━━ 引用文 ━━

日大は「まともに取り合ってくれなかった」元部員が告白
裁判資料によれば、難波監督らは日大が把握できている範囲で少なくとも123人の部員をだまし、詐取した額は3795万円にのぼる(後の日大の発表では、被害額は5300万円にのぼると日大は主張)。
難波容疑者は学生らからお金をだまし取るときに、「2年目以降スポーツ奨学生として申請予定。1年目のみお支払いください」と虚偽の記載をした請求書を保護者らに送付していた。振り込み先口座は重量挙げ部の口座だった。
その使い道について日大側は、「重量挙げ部の活動に使用する一方で、家族や知人の飲食等に消費するなどしていた」と主張している。
取材を続けると、日大の対応に問題があると指摘をする別の元部員B氏や、当時の現役部員のC氏からも話を聞けた。「学費の不正徴収問題以外にもトラブルがあったが、日大はまともに取り合ってくれなかった」とB氏は明かす。

━━━
━━ データセットの項目 ━━

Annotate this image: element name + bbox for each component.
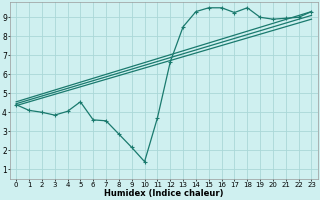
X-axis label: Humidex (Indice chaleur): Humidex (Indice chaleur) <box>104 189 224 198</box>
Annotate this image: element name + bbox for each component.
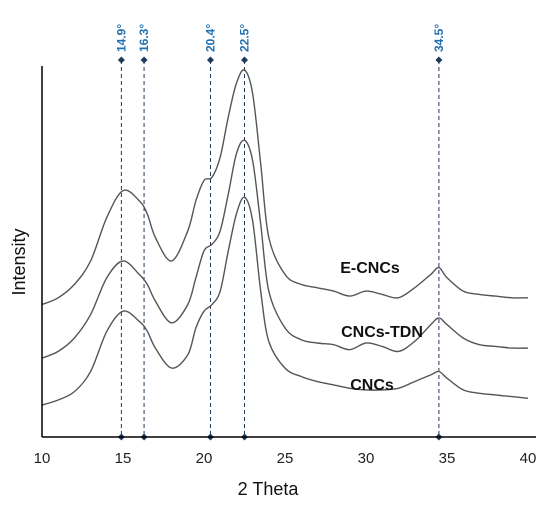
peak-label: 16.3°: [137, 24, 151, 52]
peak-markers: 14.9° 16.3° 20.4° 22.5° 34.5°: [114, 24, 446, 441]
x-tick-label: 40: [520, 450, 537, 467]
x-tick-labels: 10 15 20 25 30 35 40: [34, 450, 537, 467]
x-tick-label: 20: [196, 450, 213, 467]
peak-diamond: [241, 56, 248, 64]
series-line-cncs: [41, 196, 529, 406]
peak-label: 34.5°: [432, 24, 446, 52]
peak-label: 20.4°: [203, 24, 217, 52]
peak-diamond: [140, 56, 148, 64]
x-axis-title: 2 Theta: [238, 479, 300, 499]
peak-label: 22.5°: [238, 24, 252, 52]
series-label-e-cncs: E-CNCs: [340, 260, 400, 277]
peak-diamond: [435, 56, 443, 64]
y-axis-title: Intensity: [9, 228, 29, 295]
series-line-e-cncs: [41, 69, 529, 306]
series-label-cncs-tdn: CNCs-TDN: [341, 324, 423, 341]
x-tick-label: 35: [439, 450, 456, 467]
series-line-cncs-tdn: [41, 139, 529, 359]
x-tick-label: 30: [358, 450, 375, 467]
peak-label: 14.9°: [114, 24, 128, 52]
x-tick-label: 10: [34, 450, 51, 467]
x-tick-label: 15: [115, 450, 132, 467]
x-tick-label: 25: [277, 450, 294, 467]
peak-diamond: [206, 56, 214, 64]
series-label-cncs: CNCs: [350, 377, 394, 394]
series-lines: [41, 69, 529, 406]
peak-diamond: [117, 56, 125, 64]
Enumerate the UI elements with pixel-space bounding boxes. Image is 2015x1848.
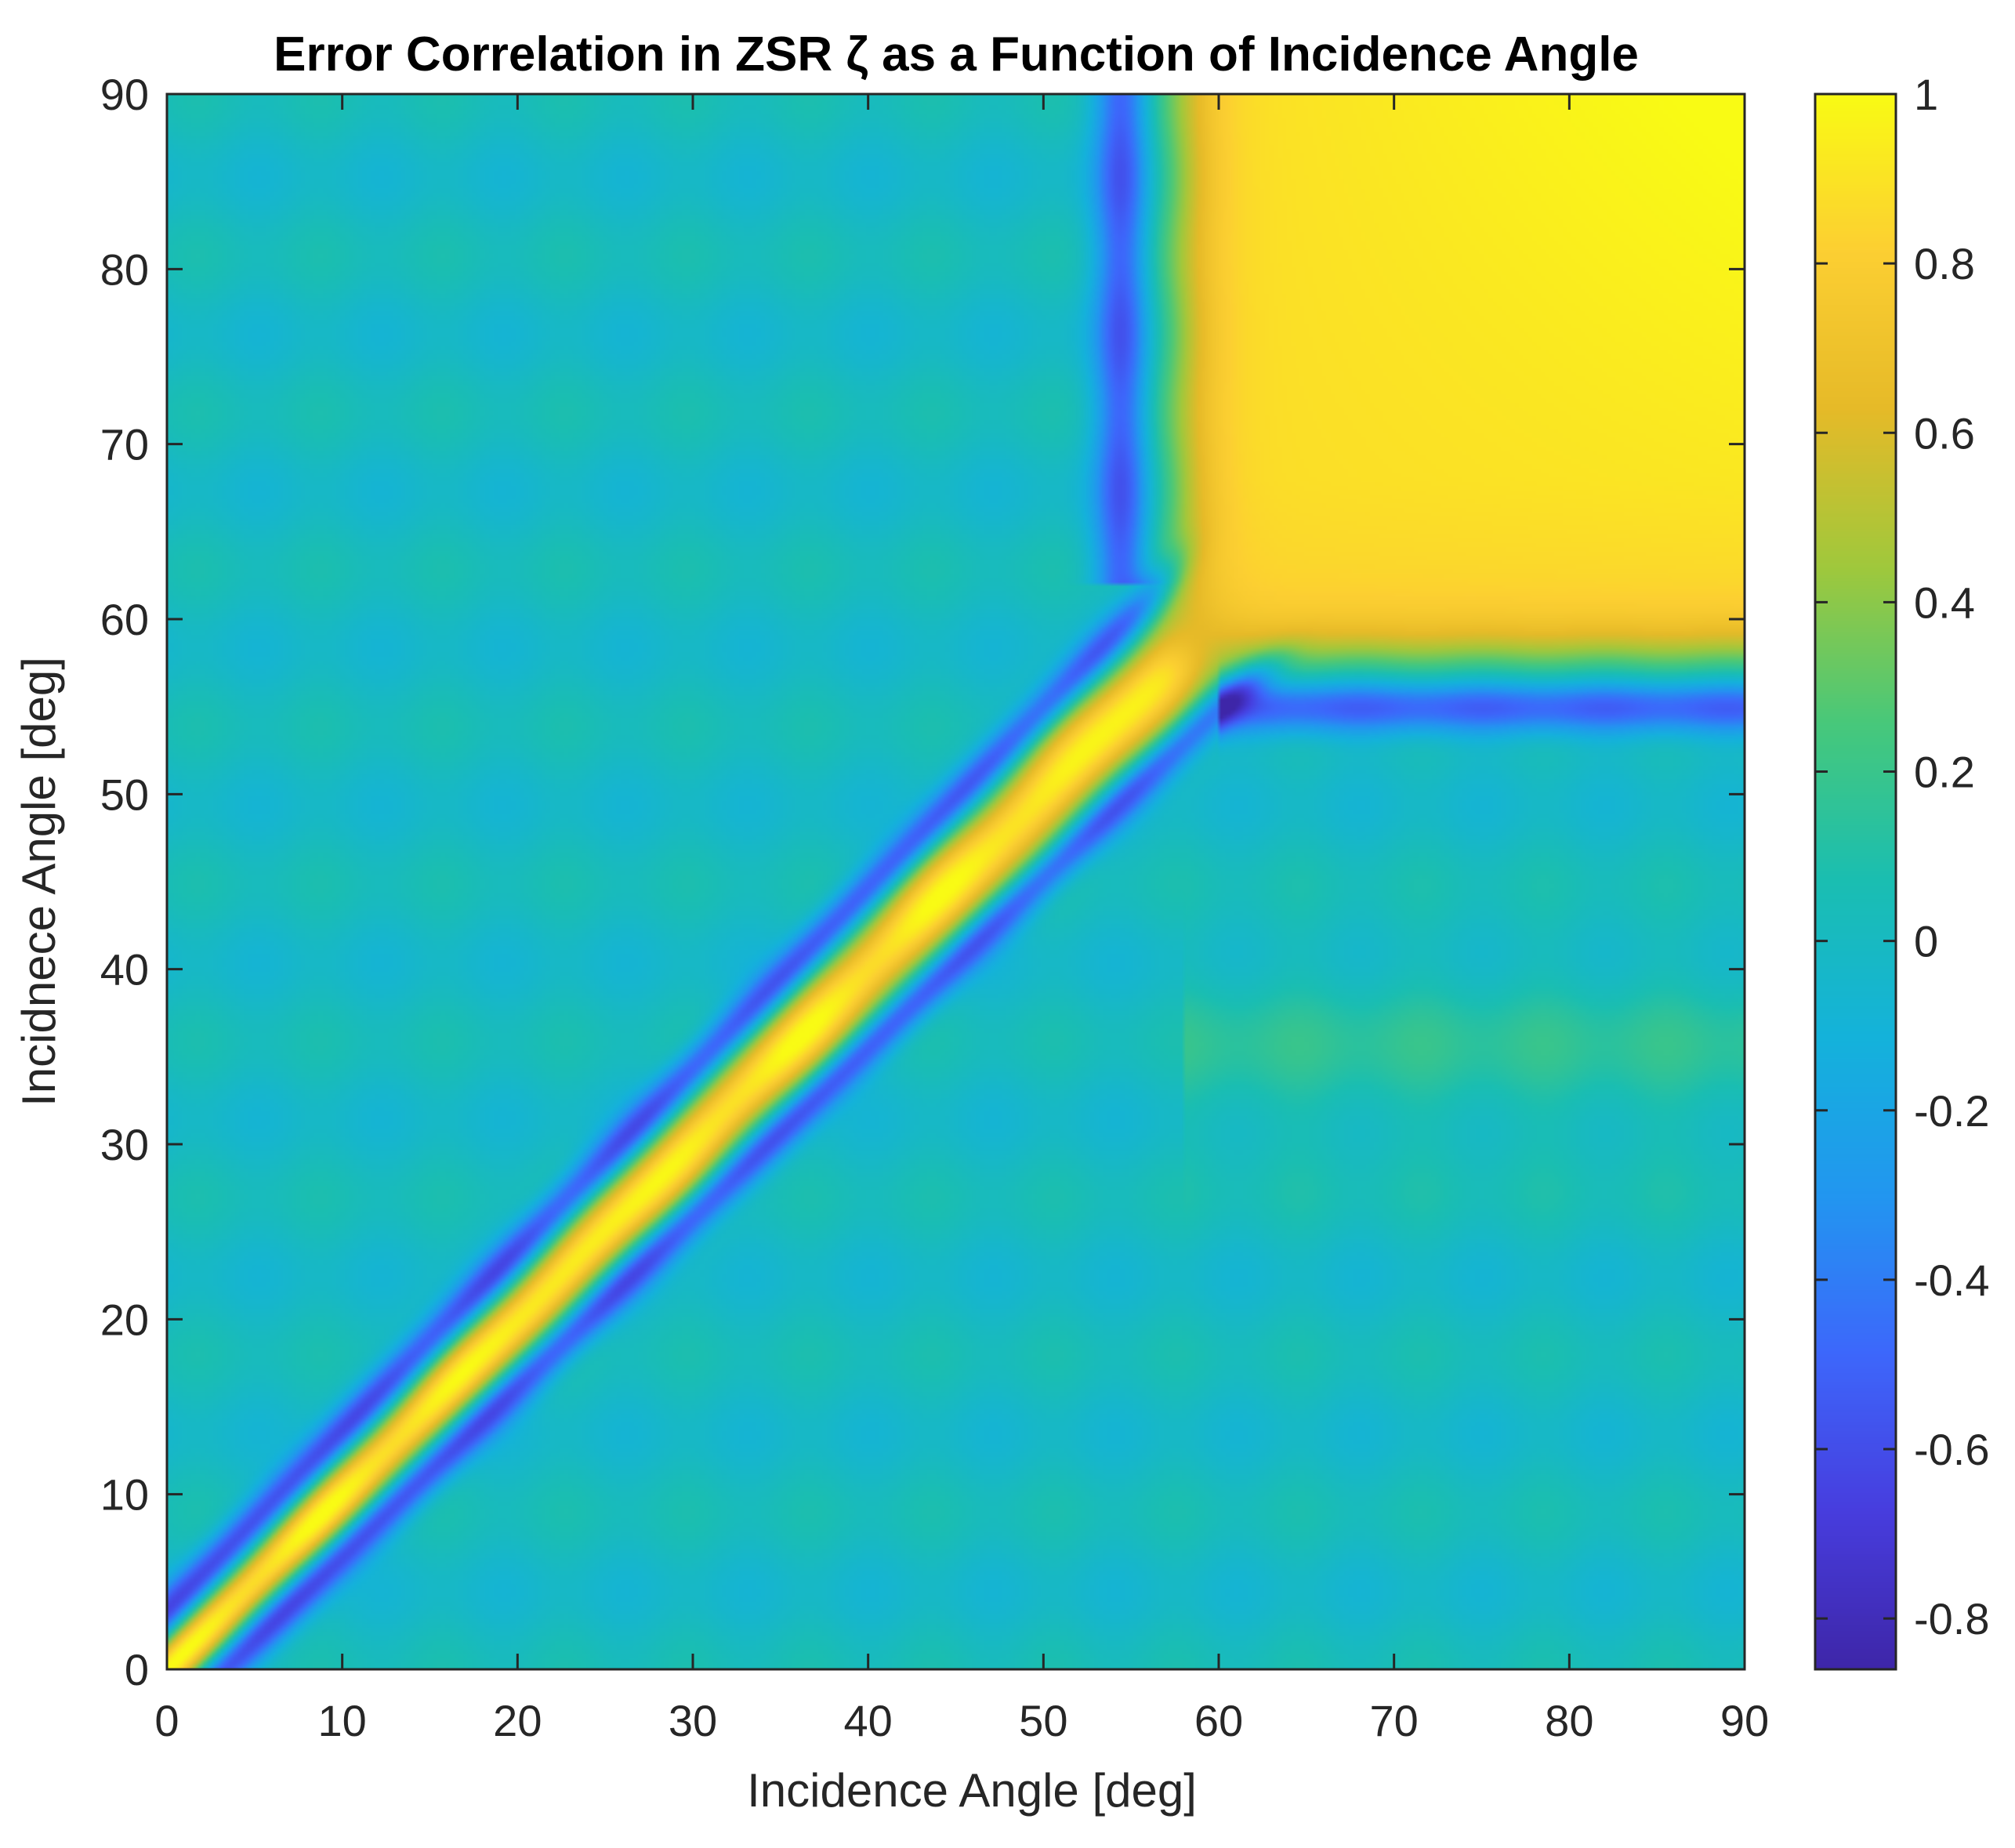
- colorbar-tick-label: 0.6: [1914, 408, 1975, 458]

━━━

# 問題と課題
[A] 日大重量挙げ部の記事から、「日大は「まともに取り合ってくれなかった」元部員が告白」を含む語句で始まり「座は重量挙げ部の口座だった。」で終わる部分を、一字一句変えずに打ち直すこと。
[B] 日大重量挙げ部の記事を、最後の文の後から書き継ぐこと。

# 演習の結果
[A]
日大は「まともに取り合ってくれなかった」元部員が告白
裁判資料によれば、難波監督らは日大が把握できている範囲で少なくとも123人の部員をだまし、詐取した額は3795万円にのぼる(後の日大の発表では、被害額は5300万円にのぼると日大は主張)。
難波容疑者は学生らからお金をだまし取るときに、「2年目以降スポーツ奨学生として申請予定。1年目のみお支払いください」と虚偽の記載をした請求書を保護者らに送付していた。振り込み先口座は重量挙げ部の口座だった。

[B]
「実は、日大から重量挙げ部に毎年支給されている部活動で使用する際の補助金(=支援金)がありました。詳しくは知りませんが、相当な額と聞きます。他の部活動はその補助金で、交通費や宿泊費などがまかなわれていたのです。ところが、私たちは大会に出場するのに、強制で行かされる応援のための交通費も自腹でした。難波らに問い詰めたところ、曖昧にはぐらかされたのです」
学費の不正徴収事件と補助金についてOBらは日大へ直訴したという。
「日本大学の幹部が当時現役部員の前に立って話をしたのは、最初の事件発覚の話をした1回の説明会のみ。質疑応答の時間は圧迫感が強く、とうてい相談に乗ってもらえるような状況ではなかった。同期の保護者が問い合わせをしたところ、上につないでもらえず、具体的な説明がされなかったとのこと。『幹部が忙しいから』と言われた部員や保護者がいるとまで聞きます」(B氏)
また、元現役部員のC氏は説明会の様子をこう語る。
「難波監督が直接来ることなく、詐欺に加担したといわれているコーチが登壇し謝罪をしました。難波監督は問題が明らかになってから見たことはありません。コーチは説明会で一連の事件を『知らなかった』と主張していたものの、実際は難波監督に指示を受け、高校生らを勧誘し、ウソの請求書などを送っていたといいます。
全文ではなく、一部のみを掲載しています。